Extracted data entries:
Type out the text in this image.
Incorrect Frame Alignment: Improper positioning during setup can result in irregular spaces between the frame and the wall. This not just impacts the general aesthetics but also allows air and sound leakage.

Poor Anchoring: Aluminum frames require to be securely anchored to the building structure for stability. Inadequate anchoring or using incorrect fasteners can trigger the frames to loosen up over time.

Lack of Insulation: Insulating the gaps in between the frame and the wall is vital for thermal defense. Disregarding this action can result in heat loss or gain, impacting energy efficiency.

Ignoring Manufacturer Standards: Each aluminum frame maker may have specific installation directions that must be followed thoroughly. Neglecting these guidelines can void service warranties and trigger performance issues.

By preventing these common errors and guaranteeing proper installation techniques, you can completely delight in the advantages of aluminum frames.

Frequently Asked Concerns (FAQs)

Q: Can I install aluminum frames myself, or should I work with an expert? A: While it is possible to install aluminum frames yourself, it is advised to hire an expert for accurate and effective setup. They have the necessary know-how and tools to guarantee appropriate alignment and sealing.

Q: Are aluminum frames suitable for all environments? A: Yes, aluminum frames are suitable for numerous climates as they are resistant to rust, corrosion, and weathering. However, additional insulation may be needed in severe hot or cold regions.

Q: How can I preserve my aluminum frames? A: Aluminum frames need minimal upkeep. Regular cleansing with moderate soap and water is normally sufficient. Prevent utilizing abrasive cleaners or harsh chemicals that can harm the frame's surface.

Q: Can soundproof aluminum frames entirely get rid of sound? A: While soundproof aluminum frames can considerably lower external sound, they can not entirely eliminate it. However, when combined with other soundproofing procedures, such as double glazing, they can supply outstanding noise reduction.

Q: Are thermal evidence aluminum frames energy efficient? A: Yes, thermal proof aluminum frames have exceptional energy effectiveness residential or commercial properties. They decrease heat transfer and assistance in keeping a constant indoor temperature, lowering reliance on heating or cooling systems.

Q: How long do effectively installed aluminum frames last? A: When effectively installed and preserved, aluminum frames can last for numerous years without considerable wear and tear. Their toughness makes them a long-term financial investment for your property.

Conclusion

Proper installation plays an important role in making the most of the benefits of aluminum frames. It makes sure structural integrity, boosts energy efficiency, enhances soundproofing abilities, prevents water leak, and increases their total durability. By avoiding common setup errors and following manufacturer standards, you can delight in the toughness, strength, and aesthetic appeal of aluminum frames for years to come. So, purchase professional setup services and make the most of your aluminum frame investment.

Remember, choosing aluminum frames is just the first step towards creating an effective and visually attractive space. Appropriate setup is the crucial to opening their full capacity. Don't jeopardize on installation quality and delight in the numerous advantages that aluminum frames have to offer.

What to work on.
The records above should all be quoted exactly, please.

Solved exercise.
Type out the text in this image.
Incorrect Frame Alignment: Improper positioning during setup can result in irregular spaces between the frame and the wall. This not just impacts the general aesthetics but also allows air and sound leakage.

Poor Anchoring: Aluminum frames require to be securely anchored to the building structure for stability. Inadequate anchoring or using incorrect fasteners can trigger the frames to loosen up over time.

Lack of Insulation: Insulating the gaps in between the frame and the wall is vital for thermal defense. Disregarding this action can result in heat loss or gain, impacting energy efficiency.

Ignoring Manufacturer Standards: Each aluminum frame maker may have specific installation directions that must be followed thoroughly. Neglecting these guidelines can void service warranties and trigger performance issues.

By preventing these common errors and guaranteeing proper installation techniques, you can completely delight in the advantages of aluminum frames.

Frequently Asked Concerns (FAQs)

Q: Can I install aluminum frames myself, or should I work with an expert? A: While it is possible to install aluminum frames yourself, it is advised to hire an expert for accurate and effective setup. They have the necessary know-how and tools to guarantee appropriate alignment and sealing.

Q: Are aluminum frames suitable for all environments? A: Yes, aluminum frames are suitable for numerous climates as they are resistant to rust, corrosion, and weathering. However, additional insulation may be needed in severe hot or cold regions.

Q: How can I preserve my aluminum frames? A: Aluminum frames need minimal upkeep. Regular cleansing with moderate soap and water is normally sufficient. Prevent utilizing abrasive cleaners or harsh chemicals that can harm the frame's surface.

Q: Can soundproof aluminum frames entirely get rid of sound? A: While soundproof aluminum frames can considerably lower external sound, they can not entirely eliminate it. However, when combined with other soundproofing procedures, such as double glazing, they can supply outstanding noise reduction.

Q: Are thermal evidence aluminum frames energy efficient? A: Yes, thermal proof aluminum frames have exceptional energy effectiveness residential or commercial properties. They decrease heat transfer and assistance in keeping a constant indoor temperature, lowering reliance on heating or cooling systems.

Q: How long do effectively installed aluminum frames last? A: When effectively installed and preserved, aluminum frames can last for numerous years without considerable wear and tear. Their toughness makes them a long-term financial investment for your property.

Conclusion

Proper installation plays an important role in making the most of the benefits of aluminum frames. It makes sure structural integrity, boosts energy efficiency, enhances soundproofing abilities, prevents water leak, and increases their total durability. By avoiding common setup errors and following manufacturer standards, you can delight in the toughness, strength, and aesthetic appeal of aluminum frames for years to come. So, purchase professional setup services and make the most of your aluminum frame investment.

Remember, choosing aluminum frames is just the first step towards creating an effective and visually attractive space. Appropriate setup is the crucial to opening their full capacity. Don't jeopardize on installation quality and delight in the numerous advantages that aluminum frames have to offer.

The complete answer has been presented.